** Provided entries **
*-*-*

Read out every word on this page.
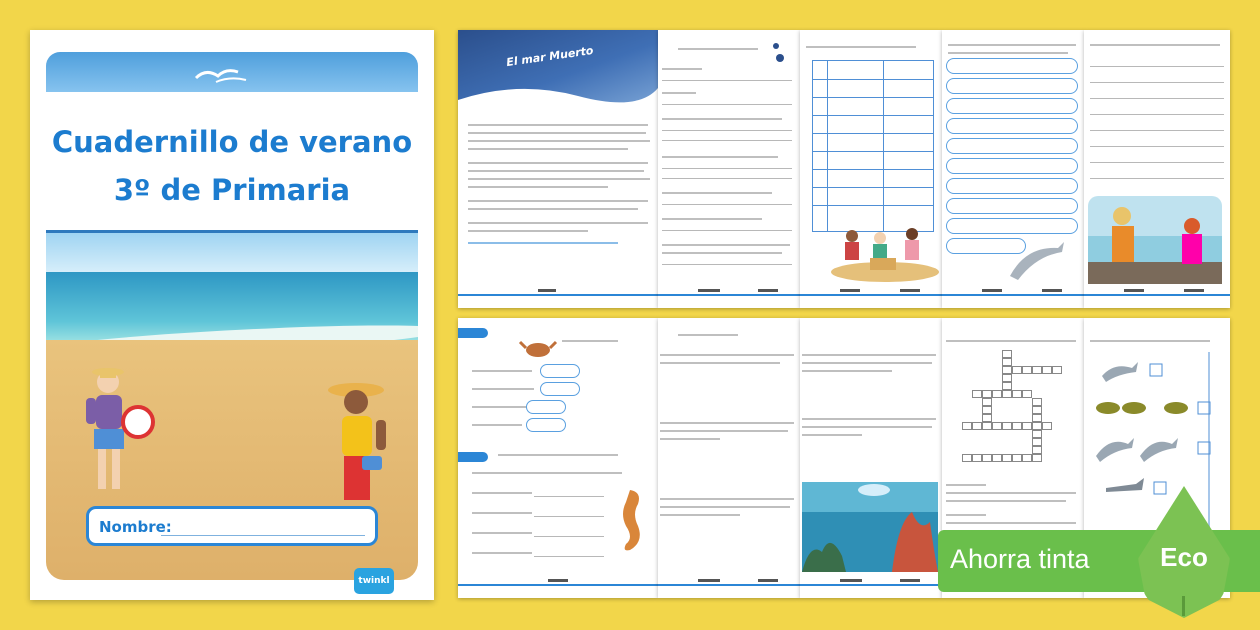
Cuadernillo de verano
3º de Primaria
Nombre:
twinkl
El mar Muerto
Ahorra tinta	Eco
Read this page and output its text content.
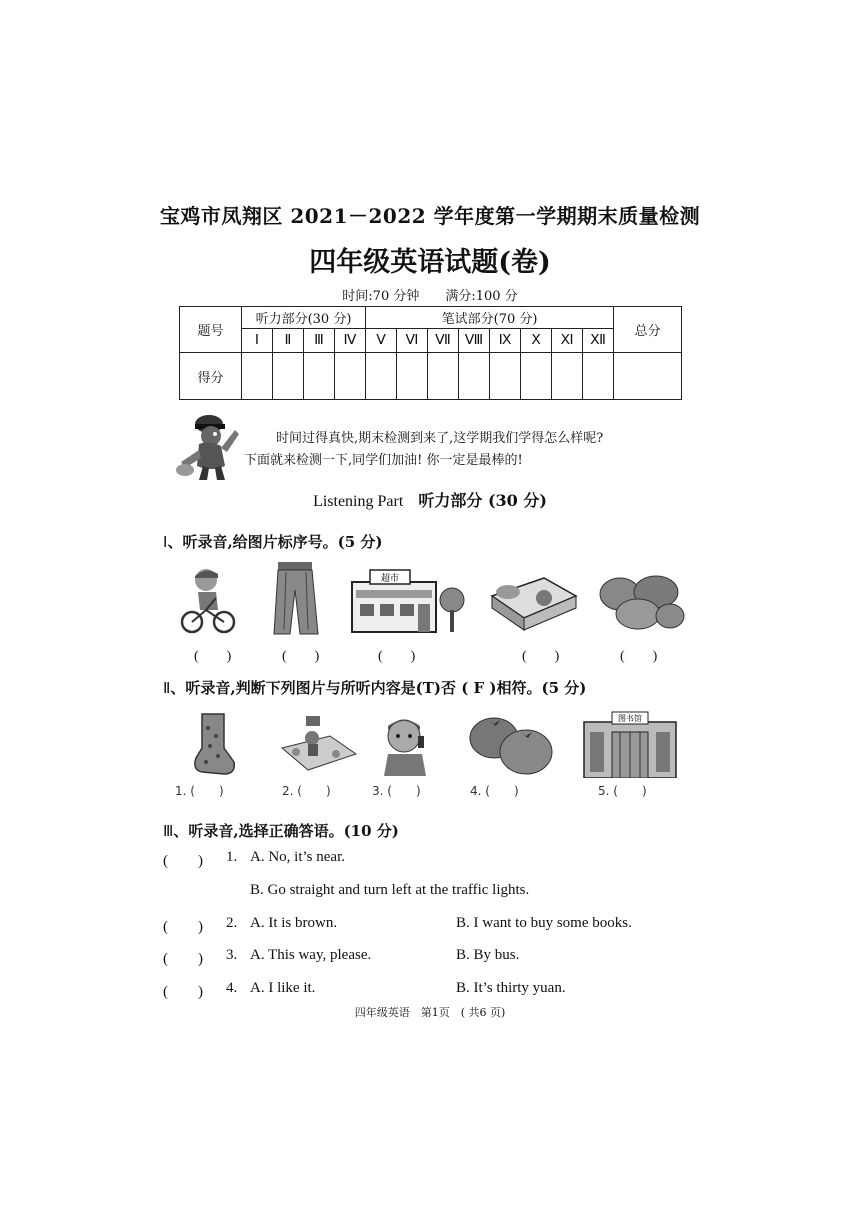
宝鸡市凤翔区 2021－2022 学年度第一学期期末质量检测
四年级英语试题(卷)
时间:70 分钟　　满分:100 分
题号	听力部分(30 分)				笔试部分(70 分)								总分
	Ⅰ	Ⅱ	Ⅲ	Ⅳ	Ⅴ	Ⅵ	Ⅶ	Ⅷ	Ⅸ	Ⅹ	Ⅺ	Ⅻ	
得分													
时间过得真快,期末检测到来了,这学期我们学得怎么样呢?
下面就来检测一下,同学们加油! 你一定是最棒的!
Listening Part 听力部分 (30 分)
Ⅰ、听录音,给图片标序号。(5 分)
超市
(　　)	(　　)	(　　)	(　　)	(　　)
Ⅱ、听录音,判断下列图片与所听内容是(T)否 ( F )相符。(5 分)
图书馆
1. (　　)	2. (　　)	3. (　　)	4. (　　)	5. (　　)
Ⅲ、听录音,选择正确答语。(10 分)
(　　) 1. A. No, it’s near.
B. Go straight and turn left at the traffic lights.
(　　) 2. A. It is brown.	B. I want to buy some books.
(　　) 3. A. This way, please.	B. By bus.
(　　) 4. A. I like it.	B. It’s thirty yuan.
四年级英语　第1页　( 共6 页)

*-*-*

Write the material out again exactly as it appears, dropping the pictures.

Read out every word on this page.
Cuadernillo de verano
3º de Primaria
Nombre:
twinkl
El mar Muerto
Ahorra tinta	Eco
Read this page and output its text content.
宝鸡市凤翔区 2021－2022 学年度第一学期期末质量检测
四年级英语试题(卷)
时间:70 分钟　　满分:100 分
题号	听力部分(30 分)				笔试部分(70 分)								总分
	Ⅰ	Ⅱ	Ⅲ	Ⅳ	Ⅴ	Ⅵ	Ⅶ	Ⅷ	Ⅸ	Ⅹ	Ⅺ	Ⅻ	
得分													
时间过得真快,期末检测到来了,这学期我们学得怎么样呢?
下面就来检测一下,同学们加油! 你一定是最棒的!
Listening Part 听力部分 (30 分)
Ⅰ、听录音,给图片标序号。(5 分)
超市
(　　)	(　　)	(　　)	(　　)	(　　)
Ⅱ、听录音,判断下列图片与所听内容是(T)否 ( F )相符。(5 分)
图书馆
1. (　　)	2. (　　)	3. (　　)	4. (　　)	5. (　　)
Ⅲ、听录音,选择正确答语。(10 分)
(　　) 1. A. No, it’s near.
B. Go straight and turn left at the traffic lights.
(　　) 2. A. It is brown.	B. I want to buy some books.
(　　) 3. A. This way, please.	B. By bus.
(　　) 4. A. I like it.	B. It’s thirty yuan.
四年级英语　第1页　( 共6 页)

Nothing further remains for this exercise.